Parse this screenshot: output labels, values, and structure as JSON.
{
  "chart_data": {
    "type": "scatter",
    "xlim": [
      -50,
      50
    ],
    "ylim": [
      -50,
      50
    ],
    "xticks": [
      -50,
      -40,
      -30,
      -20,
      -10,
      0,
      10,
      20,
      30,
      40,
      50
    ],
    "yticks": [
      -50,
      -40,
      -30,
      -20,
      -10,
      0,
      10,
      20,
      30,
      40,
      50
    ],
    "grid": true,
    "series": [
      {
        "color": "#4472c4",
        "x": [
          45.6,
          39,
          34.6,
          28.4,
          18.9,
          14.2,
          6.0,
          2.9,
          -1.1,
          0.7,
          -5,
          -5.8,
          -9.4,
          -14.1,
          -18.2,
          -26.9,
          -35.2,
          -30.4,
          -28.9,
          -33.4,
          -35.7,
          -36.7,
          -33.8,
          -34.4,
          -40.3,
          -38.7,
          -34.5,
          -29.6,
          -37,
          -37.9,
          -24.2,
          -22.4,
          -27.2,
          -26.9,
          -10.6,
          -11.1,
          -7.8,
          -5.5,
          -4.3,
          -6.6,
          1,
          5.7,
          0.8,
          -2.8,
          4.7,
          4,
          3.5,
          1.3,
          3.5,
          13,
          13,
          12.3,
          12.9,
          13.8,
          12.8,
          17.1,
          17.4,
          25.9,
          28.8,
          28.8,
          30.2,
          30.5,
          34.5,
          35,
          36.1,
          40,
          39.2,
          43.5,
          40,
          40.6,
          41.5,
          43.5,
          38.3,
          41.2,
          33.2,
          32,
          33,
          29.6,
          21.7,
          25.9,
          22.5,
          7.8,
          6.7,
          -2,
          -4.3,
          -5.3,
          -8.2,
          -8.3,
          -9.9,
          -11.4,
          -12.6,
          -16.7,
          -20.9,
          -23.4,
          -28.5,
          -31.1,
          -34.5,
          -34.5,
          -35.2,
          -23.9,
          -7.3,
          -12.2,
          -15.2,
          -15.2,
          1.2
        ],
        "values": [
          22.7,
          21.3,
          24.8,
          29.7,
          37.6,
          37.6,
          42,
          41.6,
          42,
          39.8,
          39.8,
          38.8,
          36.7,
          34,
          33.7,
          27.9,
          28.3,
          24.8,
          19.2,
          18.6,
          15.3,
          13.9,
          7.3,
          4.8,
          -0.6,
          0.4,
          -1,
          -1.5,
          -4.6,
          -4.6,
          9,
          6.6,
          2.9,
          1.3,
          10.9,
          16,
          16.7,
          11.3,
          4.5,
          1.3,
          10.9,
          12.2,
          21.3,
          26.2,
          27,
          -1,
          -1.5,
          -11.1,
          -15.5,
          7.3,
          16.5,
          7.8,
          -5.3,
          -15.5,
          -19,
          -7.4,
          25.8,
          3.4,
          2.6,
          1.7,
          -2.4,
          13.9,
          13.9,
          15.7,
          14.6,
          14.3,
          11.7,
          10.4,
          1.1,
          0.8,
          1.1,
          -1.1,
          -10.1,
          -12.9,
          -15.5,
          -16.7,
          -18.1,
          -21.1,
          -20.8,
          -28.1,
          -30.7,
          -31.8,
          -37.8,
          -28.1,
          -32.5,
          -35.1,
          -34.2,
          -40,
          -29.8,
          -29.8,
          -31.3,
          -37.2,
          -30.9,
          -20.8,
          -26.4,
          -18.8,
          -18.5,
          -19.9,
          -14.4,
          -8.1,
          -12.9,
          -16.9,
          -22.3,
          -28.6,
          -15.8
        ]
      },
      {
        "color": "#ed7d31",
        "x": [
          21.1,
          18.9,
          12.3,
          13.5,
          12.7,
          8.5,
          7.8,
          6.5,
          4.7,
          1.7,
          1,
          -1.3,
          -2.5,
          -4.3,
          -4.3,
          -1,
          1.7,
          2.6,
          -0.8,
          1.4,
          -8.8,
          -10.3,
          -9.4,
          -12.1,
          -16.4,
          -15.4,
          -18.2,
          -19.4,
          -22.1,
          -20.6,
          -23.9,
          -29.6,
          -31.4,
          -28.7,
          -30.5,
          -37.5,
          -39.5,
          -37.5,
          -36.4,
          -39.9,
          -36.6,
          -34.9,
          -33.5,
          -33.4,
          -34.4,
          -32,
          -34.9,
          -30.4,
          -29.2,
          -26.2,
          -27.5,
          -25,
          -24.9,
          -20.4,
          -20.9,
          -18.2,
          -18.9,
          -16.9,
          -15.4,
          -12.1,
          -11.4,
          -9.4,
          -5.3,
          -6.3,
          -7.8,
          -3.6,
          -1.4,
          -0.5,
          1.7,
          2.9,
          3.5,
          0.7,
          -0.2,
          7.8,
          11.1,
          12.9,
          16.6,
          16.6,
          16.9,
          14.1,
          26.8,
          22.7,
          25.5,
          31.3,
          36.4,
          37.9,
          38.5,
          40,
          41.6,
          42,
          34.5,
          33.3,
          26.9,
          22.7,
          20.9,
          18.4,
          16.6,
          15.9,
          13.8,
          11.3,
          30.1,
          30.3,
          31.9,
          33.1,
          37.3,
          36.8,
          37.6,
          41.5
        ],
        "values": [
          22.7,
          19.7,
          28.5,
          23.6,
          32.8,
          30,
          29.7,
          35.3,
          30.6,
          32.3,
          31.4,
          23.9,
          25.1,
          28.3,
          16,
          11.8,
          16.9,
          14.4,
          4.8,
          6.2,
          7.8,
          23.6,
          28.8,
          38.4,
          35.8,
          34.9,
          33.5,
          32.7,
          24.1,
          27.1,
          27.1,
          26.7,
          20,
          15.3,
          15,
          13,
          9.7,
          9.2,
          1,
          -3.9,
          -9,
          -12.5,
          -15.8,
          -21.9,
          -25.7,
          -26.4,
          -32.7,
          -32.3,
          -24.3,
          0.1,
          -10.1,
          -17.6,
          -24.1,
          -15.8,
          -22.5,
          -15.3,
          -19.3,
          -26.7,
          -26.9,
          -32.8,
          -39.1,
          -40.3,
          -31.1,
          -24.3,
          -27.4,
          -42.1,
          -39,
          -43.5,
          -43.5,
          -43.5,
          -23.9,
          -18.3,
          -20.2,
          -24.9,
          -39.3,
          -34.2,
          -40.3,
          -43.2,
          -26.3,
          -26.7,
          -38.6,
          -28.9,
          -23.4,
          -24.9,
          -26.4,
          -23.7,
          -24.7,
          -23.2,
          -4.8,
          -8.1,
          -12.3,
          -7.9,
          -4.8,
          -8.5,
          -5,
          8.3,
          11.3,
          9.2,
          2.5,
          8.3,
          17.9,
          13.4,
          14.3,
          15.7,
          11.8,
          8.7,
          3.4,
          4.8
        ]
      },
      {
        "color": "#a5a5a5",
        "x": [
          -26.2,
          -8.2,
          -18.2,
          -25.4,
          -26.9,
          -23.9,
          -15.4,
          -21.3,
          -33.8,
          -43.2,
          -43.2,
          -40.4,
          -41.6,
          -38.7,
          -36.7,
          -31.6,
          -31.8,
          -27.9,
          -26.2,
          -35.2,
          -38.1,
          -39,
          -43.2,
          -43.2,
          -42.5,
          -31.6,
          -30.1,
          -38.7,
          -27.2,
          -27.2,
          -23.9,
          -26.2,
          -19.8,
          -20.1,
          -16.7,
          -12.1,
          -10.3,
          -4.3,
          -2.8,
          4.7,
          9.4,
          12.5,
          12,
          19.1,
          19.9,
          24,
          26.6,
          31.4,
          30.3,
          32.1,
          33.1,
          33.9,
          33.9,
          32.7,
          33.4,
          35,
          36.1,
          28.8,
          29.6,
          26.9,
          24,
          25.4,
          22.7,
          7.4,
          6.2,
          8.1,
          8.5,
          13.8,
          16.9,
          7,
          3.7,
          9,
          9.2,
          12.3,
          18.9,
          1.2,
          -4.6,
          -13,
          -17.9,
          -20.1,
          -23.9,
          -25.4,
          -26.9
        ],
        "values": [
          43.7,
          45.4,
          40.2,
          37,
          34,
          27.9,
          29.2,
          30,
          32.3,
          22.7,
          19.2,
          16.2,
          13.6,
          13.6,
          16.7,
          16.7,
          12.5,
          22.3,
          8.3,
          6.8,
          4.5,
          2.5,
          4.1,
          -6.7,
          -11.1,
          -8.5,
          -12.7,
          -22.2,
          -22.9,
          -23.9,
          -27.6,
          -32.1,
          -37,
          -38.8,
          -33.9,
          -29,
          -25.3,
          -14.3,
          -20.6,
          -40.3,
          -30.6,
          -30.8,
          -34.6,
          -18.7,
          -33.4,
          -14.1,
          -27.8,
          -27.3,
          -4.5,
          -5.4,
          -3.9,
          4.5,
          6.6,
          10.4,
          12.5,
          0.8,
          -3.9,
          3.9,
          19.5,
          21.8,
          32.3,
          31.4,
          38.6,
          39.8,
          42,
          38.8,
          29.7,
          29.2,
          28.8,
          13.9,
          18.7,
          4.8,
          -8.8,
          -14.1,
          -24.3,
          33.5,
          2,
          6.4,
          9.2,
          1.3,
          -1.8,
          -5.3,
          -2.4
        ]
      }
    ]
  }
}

○ ○ ○ ○

Directions
Make a list of all lines in the data that contain "color".

The solution
        "color": "#4472c4",
        "color": "#ed7d31",
        "color": "#a5a5a5",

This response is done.